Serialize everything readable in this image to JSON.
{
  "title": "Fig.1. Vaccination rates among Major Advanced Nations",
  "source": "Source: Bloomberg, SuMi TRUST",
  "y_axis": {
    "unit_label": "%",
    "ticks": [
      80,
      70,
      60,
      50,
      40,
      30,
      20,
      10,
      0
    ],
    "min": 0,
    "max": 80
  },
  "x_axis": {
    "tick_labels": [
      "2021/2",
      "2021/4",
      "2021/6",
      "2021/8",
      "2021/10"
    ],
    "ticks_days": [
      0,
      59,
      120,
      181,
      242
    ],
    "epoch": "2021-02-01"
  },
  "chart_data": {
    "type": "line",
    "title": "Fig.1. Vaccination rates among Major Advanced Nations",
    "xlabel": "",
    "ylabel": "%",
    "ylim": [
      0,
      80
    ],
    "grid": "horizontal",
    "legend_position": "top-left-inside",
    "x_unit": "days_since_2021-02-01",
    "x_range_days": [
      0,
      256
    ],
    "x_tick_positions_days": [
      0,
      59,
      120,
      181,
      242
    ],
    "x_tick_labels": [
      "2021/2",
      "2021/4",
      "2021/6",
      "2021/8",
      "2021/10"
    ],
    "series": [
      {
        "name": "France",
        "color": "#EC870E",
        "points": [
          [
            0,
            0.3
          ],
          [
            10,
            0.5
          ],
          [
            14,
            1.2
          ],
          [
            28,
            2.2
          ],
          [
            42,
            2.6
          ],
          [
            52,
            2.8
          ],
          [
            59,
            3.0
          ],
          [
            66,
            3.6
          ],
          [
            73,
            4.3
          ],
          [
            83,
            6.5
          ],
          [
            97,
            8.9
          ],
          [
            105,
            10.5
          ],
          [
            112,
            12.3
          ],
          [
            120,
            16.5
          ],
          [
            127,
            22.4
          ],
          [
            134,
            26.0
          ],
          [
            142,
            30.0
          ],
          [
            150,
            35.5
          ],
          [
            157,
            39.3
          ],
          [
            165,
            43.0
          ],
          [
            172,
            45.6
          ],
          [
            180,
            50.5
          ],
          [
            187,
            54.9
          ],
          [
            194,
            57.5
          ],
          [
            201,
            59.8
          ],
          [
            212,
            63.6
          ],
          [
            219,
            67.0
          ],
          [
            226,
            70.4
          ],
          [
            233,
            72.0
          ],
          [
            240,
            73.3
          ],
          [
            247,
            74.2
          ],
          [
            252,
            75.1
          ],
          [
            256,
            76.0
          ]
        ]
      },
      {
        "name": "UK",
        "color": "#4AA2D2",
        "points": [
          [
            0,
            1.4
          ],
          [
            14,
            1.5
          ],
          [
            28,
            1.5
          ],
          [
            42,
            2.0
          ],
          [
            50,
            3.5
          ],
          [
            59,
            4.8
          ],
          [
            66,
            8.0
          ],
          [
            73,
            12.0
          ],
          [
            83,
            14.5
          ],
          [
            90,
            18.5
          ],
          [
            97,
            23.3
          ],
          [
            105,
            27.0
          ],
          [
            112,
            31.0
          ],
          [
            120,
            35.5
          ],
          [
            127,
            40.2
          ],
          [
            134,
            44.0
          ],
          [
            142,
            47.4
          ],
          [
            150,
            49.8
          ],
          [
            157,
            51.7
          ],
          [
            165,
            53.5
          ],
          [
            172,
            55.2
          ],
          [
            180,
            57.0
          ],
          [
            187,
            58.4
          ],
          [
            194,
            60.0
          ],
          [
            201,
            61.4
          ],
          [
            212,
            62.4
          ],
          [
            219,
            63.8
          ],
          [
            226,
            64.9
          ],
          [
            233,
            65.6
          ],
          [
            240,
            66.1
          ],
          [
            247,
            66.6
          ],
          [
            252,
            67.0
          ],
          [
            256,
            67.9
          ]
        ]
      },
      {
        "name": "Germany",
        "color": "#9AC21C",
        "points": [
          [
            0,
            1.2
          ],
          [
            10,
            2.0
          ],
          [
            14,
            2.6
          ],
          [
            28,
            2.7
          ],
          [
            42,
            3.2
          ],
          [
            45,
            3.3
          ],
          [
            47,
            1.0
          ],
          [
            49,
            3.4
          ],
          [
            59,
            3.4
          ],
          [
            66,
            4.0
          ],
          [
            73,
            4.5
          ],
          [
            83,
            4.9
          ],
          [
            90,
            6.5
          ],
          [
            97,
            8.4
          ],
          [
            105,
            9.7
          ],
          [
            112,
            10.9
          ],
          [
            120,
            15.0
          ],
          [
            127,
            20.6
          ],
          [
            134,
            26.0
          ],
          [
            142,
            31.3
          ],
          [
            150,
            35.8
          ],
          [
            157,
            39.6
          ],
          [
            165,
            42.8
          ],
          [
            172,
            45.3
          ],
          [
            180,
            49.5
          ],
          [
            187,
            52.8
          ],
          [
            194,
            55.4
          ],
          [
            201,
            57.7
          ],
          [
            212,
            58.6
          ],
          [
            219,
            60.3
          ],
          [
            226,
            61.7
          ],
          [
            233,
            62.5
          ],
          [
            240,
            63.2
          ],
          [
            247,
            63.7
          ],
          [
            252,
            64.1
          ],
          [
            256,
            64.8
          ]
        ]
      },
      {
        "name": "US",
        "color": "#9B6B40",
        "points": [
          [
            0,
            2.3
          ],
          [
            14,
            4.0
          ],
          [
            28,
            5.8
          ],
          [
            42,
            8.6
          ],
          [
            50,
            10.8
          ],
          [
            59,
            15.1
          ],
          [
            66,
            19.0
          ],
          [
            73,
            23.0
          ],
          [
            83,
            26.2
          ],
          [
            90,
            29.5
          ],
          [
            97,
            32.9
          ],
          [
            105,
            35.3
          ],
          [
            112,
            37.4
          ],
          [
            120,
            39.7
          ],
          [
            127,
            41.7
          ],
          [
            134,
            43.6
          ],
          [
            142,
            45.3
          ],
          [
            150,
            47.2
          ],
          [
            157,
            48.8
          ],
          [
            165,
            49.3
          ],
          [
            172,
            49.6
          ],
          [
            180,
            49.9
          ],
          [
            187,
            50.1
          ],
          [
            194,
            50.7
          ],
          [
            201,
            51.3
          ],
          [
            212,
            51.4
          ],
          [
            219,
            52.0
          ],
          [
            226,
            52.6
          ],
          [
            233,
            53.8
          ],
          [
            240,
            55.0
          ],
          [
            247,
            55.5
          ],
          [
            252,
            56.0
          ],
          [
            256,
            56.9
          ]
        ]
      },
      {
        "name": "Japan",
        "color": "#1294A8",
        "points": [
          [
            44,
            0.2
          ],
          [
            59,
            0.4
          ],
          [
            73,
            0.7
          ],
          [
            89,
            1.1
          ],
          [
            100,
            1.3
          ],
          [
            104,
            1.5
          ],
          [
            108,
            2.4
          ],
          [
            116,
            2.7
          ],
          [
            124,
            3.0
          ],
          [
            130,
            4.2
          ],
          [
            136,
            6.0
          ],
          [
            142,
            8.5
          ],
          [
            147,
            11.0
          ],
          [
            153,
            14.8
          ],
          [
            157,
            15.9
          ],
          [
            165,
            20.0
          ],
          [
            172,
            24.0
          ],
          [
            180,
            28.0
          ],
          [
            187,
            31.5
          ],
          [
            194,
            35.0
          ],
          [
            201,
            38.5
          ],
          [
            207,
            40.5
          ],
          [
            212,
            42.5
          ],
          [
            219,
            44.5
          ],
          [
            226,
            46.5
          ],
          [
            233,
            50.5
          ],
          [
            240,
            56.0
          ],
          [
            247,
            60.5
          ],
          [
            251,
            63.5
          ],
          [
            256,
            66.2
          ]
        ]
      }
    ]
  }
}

━━━━━━━━━━

- [Your task]: Show all lines from the records above where the word "name" occurs.

- [Response to the exercise]:
        "name": "France",
        "name": "UK",
        "name": "Germany",
        "name": "US",
        "name": "Japan",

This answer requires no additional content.